■ ENTRIES SUPPLIED ■
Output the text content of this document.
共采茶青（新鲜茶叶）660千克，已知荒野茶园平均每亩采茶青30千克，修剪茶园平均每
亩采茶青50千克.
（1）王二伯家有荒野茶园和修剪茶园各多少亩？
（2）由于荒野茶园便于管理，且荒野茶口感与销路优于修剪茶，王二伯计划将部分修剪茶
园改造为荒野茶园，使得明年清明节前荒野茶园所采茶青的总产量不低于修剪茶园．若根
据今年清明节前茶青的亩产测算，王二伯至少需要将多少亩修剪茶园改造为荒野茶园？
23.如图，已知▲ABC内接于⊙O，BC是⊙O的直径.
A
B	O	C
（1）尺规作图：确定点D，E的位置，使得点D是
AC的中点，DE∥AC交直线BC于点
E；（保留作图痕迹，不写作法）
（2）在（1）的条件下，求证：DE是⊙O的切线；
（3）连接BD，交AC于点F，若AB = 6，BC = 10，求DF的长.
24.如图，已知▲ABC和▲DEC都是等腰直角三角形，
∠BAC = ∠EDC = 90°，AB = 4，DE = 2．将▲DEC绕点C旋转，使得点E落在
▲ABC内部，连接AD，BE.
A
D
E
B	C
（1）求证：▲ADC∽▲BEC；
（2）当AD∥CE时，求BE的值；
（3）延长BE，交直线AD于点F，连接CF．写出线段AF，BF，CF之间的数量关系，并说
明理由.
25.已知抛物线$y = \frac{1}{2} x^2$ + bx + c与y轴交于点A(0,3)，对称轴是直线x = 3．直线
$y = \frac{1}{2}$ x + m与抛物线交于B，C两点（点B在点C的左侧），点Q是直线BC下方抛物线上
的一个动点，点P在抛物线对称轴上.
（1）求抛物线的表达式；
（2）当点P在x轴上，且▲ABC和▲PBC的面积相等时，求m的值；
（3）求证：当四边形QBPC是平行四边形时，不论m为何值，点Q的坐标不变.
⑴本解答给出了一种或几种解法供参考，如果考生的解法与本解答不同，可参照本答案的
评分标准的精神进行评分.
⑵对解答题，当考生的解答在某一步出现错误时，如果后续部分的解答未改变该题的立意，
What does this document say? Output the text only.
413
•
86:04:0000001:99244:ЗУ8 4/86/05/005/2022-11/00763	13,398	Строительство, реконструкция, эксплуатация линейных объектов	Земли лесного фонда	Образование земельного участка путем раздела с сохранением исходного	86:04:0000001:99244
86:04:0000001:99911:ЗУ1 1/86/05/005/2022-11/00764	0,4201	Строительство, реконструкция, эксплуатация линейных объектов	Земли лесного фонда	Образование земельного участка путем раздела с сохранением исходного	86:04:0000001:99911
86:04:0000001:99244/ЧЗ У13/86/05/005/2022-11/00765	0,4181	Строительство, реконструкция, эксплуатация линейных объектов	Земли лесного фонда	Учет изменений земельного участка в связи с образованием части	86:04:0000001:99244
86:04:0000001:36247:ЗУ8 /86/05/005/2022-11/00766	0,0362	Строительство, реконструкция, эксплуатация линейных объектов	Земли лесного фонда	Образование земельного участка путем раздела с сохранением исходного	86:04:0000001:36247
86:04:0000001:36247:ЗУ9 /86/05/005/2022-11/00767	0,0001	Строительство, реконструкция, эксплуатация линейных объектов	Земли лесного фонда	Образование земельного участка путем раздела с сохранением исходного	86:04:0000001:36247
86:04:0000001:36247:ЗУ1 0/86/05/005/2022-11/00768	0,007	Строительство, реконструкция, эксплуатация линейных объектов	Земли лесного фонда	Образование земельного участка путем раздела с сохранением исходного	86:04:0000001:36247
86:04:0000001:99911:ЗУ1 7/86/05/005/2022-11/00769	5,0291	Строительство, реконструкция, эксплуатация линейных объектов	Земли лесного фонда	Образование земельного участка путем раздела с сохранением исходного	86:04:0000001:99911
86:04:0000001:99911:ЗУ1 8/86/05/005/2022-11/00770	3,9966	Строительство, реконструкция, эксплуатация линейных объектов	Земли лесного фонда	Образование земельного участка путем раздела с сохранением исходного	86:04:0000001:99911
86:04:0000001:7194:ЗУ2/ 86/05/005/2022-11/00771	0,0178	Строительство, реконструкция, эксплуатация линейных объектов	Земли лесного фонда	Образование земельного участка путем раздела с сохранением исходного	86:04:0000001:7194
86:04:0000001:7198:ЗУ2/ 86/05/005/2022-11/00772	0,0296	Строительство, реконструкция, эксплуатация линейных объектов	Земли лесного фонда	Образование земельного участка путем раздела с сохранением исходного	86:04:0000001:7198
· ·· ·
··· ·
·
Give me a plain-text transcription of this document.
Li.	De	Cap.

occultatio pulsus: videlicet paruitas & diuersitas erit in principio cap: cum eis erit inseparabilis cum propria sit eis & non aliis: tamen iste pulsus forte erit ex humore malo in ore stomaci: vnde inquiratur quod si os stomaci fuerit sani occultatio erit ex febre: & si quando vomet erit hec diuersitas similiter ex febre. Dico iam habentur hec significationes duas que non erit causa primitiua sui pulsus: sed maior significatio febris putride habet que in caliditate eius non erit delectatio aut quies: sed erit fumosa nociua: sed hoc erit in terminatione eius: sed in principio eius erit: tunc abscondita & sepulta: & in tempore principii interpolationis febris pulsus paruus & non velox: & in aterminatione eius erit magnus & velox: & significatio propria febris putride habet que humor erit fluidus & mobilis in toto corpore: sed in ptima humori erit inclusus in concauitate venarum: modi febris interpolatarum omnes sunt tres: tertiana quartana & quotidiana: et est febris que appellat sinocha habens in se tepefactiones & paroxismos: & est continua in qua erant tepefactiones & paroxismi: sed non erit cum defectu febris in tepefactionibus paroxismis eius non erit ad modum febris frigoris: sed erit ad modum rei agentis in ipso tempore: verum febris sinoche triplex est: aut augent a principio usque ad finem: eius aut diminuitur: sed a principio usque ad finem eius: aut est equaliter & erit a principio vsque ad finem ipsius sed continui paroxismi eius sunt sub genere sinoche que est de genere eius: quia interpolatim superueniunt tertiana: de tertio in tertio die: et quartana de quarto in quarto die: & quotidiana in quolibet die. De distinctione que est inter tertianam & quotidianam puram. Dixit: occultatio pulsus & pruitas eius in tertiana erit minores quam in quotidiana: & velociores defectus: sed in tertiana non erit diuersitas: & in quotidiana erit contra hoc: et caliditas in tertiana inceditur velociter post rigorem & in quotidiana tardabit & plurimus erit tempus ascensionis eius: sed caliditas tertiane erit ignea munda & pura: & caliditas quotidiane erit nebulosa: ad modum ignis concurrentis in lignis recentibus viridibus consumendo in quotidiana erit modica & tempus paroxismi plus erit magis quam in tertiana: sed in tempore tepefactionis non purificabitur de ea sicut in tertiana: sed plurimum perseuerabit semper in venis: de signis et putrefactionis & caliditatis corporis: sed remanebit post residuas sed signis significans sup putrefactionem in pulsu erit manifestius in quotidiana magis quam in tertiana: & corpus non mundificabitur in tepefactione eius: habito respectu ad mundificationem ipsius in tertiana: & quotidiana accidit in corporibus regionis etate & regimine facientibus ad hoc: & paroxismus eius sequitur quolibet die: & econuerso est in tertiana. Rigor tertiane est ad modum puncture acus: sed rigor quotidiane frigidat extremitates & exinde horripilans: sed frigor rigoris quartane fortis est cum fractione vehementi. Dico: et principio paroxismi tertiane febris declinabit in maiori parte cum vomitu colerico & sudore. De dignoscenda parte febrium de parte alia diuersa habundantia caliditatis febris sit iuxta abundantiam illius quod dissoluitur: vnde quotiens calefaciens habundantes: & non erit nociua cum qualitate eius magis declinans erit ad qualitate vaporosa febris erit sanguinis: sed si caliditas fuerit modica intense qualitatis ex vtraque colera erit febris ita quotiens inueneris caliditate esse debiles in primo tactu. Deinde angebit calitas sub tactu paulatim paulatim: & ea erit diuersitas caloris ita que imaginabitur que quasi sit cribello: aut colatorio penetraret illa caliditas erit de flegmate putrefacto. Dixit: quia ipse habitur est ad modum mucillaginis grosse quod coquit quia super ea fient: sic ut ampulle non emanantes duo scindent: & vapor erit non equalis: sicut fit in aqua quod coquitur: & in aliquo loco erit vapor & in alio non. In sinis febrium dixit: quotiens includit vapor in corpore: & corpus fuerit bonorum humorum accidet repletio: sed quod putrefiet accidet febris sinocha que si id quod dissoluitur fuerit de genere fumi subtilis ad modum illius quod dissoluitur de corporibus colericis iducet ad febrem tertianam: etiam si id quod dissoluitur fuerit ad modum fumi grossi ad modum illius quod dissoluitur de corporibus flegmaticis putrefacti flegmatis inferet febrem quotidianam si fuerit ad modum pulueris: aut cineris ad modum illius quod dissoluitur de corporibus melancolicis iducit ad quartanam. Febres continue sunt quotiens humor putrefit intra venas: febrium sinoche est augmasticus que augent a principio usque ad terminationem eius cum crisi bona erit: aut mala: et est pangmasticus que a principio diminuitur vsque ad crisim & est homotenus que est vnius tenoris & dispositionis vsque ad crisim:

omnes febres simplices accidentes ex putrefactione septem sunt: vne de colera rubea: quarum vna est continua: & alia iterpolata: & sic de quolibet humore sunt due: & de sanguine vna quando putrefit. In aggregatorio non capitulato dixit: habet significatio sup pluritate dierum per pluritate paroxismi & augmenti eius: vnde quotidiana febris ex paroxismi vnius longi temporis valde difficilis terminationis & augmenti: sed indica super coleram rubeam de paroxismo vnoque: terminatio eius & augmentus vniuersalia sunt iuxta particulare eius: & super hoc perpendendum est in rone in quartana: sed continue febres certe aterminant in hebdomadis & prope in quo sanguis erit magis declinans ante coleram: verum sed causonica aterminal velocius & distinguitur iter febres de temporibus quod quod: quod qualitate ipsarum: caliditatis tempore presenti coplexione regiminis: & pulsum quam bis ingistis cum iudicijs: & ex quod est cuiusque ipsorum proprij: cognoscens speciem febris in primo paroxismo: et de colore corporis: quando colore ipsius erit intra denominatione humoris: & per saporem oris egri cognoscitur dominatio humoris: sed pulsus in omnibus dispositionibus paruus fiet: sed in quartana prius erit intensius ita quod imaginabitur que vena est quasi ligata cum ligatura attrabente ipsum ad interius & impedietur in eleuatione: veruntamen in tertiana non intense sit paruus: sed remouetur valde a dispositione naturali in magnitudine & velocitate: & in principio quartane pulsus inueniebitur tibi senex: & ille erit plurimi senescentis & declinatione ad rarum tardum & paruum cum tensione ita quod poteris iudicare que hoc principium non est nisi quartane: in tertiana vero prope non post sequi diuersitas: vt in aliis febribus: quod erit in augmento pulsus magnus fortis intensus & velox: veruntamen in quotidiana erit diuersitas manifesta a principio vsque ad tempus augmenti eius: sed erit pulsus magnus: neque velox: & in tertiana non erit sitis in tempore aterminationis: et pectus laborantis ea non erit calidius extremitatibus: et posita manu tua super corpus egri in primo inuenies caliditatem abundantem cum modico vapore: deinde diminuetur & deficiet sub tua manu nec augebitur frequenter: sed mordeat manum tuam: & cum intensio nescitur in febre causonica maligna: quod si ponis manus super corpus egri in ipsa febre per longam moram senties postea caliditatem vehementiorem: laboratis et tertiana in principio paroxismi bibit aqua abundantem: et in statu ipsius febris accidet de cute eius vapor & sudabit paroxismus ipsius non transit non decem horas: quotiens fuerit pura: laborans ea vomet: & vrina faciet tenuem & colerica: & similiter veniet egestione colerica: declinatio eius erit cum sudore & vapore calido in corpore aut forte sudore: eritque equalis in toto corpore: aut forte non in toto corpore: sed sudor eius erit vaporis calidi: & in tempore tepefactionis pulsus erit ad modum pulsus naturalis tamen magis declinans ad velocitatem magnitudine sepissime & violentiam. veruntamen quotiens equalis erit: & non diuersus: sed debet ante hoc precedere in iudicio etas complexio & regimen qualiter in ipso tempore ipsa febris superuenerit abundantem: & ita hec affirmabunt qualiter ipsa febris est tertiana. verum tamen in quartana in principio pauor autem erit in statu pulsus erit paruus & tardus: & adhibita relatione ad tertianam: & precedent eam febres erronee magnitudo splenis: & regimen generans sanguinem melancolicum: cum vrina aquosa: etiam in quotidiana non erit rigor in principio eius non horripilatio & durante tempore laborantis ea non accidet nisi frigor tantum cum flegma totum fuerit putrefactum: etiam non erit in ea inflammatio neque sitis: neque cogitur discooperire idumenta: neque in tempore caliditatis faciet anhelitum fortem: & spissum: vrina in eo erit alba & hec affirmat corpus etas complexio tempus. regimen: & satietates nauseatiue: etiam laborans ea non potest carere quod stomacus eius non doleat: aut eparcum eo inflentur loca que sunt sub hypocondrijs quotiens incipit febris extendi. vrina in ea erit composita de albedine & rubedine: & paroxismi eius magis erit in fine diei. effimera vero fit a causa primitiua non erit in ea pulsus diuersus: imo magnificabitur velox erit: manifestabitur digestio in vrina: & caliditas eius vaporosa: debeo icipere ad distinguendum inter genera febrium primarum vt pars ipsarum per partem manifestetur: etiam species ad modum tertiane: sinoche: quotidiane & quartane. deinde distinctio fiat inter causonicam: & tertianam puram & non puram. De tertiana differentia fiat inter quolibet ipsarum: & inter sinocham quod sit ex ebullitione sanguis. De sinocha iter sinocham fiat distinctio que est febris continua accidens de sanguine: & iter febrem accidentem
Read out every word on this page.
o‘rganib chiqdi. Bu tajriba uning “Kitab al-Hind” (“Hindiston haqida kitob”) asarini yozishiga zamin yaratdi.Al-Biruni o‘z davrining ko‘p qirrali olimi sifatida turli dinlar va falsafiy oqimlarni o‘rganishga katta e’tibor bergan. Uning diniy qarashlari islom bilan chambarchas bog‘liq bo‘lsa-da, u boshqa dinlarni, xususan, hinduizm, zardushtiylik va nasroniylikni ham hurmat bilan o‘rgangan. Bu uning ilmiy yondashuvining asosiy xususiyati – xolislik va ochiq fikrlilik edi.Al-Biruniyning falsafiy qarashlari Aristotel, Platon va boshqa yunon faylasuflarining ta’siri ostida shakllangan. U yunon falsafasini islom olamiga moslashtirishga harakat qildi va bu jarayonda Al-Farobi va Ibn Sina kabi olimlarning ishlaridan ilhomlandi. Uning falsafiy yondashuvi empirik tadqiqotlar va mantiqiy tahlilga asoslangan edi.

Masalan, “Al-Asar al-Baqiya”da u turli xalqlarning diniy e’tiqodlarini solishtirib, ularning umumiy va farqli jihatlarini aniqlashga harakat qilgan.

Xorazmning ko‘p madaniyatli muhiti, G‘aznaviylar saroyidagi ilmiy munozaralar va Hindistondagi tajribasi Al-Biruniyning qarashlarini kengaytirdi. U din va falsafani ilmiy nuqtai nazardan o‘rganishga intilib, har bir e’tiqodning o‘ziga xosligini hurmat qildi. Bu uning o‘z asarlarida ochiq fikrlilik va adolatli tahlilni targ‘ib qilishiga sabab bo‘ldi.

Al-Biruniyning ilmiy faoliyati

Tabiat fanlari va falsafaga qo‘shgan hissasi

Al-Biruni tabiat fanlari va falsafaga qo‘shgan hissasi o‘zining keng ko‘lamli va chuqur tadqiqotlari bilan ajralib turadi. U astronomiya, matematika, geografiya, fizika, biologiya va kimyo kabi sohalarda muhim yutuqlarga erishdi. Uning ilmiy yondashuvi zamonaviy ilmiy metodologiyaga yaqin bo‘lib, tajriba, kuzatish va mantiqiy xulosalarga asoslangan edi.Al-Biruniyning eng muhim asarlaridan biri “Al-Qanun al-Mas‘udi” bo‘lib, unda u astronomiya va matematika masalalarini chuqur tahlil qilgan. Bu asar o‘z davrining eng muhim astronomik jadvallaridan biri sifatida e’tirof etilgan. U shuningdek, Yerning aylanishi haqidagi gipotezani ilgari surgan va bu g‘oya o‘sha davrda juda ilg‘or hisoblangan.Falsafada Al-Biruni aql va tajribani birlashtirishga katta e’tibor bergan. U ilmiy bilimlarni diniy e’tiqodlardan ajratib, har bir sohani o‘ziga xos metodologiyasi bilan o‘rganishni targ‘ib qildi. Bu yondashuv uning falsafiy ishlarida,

■ REQUIREMENTS ■
Go through the material above and copy each line that has the word "document".

■ OUTPUT OF THE EXERCISE ■
Output the text content of this document.
What does this document say? Output the text only.
Give me a plain-text transcription of this document.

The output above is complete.